THE TASK: Print the records below word for word, but leave out the pictures.

DATASET EXTRACT:
----

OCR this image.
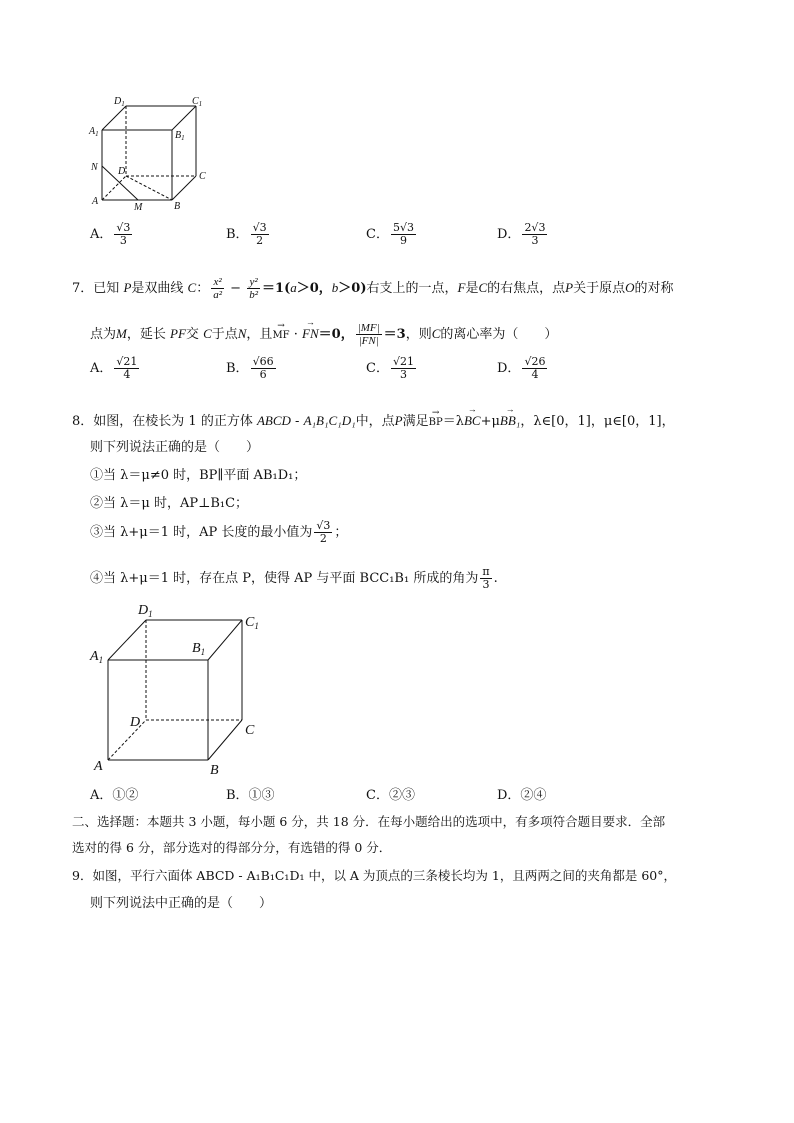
$D_1$	$C_1$
$A_1$	$B_1$
N D	C
A
M	B
A． $\frac{√3}{3}$	B． $\frac{√3}{2}$	C． $\frac{5√3}{9}$	D． $\frac{2√3}{3}$
7．已知 P是双曲线 C： $\frac{\text{x²}}{\text{a²}} - \frac{\text{y²}}{\text{b²}} =1(a>0$，b＞0)右支上的一点，F是C的右焦点，点P关于原点O的对称
点为M，延长 PF交 C于点N，且→ MF · → FN＝0， $\frac{|MF|}{|FN|} =3$，则C的离心率为（　　）
A． $\frac{√21}{4}$	B． $\frac{√66}{6}$	C． $\frac{√21}{3}$	D． $\frac{√26}{4}$
8．如图，在棱长为 1 的正方体 ABCD - A₁B₁C₁D₁中，点P满足→ BP＝λ→ BC+μ→ BB₁，λ∈[0，1]，μ∈[0，1]，
则下列说法正确的是（　　）
①当 λ＝μ≠0 时，BP∥平面 AB₁D₁；
②当 λ＝μ 时，AP⊥B₁C；
③当 λ+μ＝1 时，AP 长度的最小值为 $\frac{√3}{2}$ ；
④当 λ+μ＝1 时，存在点 P，使得 AP 与平面 BCC₁B₁ 所成的角为 $\frac{\pi}{3}$ .
$D_1$
$C_1$
$A_1$
$B_1$
D
C
A	B
A．①②	B．①③	C．②③	D．②④
二、选择题：本题共 3 小题，每小题 6 分，共 18 分．在每小题给出的选项中，有多项符合题目要求．全部
选对的得 6 分，部分选对的得部分分，有选错的得 0 分．
9．如图，平行六面体 ABCD - A₁B₁C₁D₁ 中，以 A 为顶点的三条棱长均为 1，且两两之间的夹角都是 60°，
则下列说法中正确的是（　　）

----

IN RESPONSE:
OCR this image.
$D_1$	$C_1$
$A_1$	$B_1$
N D	C
A
M	B
A． $\frac{√3}{3}$	B． $\frac{√3}{2}$	C． $\frac{5√3}{9}$	D． $\frac{2√3}{3}$
7．已知 P是双曲线 C： $\frac{\text{x²}}{\text{a²}} - \frac{\text{y²}}{\text{b²}} =1(a>0$，b＞0)右支上的一点，F是C的右焦点，点P关于原点O的对称
点为M，延长 PF交 C于点N，且→ MF · → FN＝0， $\frac{|MF|}{|FN|} =3$，则C的离心率为（　　）
A． $\frac{√21}{4}$	B． $\frac{√66}{6}$	C． $\frac{√21}{3}$	D． $\frac{√26}{4}$
8．如图，在棱长为 1 的正方体 ABCD - A₁B₁C₁D₁中，点P满足→ BP＝λ→ BC+μ→ BB₁，λ∈[0，1]，μ∈[0，1]，
则下列说法正确的是（　　）
①当 λ＝μ≠0 时，BP∥平面 AB₁D₁；
②当 λ＝μ 时，AP⊥B₁C；
③当 λ+μ＝1 时，AP 长度的最小值为 $\frac{√3}{2}$ ；
④当 λ+μ＝1 时，存在点 P，使得 AP 与平面 BCC₁B₁ 所成的角为 $\frac{\pi}{3}$ .
$D_1$
$C_1$
$A_1$
$B_1$
D
C
A	B
A．①②	B．①③	C．②③	D．②④
二、选择题：本题共 3 小题，每小题 6 分，共 18 分．在每小题给出的选项中，有多项符合题目要求．全部
选对的得 6 分，部分选对的得部分分，有选错的得 0 分．
9．如图，平行六面体 ABCD - A₁B₁C₁D₁ 中，以 A 为顶点的三条棱长均为 1，且两两之间的夹角都是 60°，
则下列说法中正确的是（　　）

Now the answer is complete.